Directions — Wherever "Meteorología" appears in a line, copy that line.

(Collected data)

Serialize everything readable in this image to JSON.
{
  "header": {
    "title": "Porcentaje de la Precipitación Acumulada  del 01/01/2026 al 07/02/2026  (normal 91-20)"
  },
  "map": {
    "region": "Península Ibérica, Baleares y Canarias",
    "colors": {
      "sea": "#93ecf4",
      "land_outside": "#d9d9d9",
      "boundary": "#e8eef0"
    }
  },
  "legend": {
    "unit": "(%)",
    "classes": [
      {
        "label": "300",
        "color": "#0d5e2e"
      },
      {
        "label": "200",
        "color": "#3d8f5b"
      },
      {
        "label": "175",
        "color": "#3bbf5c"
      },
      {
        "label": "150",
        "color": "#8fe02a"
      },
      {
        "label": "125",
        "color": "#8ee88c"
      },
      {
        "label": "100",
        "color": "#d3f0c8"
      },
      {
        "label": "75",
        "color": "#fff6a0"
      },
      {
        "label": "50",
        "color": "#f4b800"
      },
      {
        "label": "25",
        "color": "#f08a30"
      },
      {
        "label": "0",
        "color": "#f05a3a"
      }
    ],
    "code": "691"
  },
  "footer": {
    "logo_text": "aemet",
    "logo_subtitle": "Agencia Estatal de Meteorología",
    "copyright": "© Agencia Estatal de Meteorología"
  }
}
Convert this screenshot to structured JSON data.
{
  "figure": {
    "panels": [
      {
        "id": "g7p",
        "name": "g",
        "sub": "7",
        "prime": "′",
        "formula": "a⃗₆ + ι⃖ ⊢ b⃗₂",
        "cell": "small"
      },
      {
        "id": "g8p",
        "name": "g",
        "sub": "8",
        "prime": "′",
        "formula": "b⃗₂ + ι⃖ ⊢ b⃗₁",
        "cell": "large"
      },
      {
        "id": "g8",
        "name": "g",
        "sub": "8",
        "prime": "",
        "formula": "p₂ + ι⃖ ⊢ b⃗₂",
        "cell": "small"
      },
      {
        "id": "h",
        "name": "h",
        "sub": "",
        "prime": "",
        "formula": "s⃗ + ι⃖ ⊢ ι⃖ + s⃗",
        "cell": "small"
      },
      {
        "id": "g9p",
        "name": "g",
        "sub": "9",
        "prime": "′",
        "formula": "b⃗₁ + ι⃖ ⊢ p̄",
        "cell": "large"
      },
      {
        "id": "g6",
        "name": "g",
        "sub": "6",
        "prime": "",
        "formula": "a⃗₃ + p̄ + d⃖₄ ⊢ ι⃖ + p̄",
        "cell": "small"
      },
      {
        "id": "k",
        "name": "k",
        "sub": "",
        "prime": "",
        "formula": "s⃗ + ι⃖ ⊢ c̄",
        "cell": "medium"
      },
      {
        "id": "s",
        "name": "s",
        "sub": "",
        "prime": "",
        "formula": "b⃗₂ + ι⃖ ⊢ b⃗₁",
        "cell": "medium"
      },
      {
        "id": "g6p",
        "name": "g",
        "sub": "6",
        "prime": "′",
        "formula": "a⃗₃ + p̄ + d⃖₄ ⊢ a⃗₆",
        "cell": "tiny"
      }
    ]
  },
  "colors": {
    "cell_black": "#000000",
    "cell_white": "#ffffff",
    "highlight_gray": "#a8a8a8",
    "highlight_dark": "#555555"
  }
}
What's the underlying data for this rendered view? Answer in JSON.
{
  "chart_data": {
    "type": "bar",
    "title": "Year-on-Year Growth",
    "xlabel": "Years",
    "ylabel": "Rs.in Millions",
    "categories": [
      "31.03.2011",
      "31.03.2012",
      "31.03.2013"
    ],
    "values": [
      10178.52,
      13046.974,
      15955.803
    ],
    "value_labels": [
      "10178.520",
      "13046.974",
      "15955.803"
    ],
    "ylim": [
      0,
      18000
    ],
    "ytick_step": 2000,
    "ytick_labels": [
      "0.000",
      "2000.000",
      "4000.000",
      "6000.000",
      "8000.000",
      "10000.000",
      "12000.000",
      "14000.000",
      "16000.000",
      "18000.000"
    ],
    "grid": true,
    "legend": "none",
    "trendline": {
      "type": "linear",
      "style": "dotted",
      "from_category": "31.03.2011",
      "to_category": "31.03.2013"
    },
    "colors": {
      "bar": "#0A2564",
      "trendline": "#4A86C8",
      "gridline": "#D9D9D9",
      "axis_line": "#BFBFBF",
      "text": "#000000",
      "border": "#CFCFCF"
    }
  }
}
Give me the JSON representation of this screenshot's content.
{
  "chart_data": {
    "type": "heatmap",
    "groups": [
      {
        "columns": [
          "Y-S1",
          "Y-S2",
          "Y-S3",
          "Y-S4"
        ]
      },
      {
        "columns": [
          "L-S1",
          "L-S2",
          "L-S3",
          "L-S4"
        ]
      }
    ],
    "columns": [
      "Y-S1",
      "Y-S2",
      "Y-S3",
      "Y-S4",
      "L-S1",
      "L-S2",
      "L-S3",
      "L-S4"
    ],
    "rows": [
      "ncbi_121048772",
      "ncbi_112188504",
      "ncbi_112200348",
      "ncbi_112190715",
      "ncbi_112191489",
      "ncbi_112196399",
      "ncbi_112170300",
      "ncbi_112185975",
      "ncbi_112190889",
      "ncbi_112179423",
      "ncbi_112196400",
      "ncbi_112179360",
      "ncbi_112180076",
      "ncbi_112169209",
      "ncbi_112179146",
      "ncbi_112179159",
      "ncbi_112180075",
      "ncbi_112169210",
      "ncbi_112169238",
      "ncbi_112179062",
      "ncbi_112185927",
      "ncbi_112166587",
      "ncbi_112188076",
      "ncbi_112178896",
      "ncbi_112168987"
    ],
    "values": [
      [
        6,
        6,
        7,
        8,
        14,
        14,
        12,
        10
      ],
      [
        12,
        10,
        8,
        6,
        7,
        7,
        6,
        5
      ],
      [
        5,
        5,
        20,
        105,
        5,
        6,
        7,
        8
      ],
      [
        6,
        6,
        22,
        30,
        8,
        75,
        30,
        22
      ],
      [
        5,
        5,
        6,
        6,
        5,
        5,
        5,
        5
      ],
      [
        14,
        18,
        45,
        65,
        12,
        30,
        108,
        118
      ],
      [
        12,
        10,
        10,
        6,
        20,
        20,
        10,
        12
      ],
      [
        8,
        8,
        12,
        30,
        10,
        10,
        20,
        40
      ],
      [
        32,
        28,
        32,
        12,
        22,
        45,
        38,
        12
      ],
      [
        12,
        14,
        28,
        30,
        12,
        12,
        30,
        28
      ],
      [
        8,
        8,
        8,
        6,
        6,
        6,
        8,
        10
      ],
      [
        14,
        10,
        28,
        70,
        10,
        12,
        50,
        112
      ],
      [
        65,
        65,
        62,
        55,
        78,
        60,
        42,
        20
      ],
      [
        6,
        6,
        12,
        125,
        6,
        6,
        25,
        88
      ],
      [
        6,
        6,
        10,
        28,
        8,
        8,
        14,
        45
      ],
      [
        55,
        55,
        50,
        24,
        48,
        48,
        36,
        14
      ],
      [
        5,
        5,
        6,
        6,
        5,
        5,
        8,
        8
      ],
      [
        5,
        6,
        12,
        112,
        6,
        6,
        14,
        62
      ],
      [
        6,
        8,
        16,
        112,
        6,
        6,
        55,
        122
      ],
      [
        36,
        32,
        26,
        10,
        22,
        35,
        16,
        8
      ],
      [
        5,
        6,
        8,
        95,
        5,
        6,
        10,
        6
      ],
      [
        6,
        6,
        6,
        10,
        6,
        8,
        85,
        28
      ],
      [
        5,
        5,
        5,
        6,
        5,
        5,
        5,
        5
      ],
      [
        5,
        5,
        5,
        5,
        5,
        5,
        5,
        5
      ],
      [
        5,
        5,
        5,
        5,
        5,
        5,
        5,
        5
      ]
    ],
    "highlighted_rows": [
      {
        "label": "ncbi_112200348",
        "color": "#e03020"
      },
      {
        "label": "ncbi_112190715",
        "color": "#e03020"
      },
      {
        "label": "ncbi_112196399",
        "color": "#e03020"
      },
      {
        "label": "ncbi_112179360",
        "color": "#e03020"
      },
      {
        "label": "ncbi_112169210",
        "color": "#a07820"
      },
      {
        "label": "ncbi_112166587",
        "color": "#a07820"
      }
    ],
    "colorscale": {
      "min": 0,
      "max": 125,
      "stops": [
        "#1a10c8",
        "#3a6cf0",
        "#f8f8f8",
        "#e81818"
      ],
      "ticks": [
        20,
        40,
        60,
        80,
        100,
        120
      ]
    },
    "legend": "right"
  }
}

Completed exercise —
    "logo_subtitle": "Agencia Estatal de Meteorología",
    "copyright": "© Agencia Estatal de Meteorología"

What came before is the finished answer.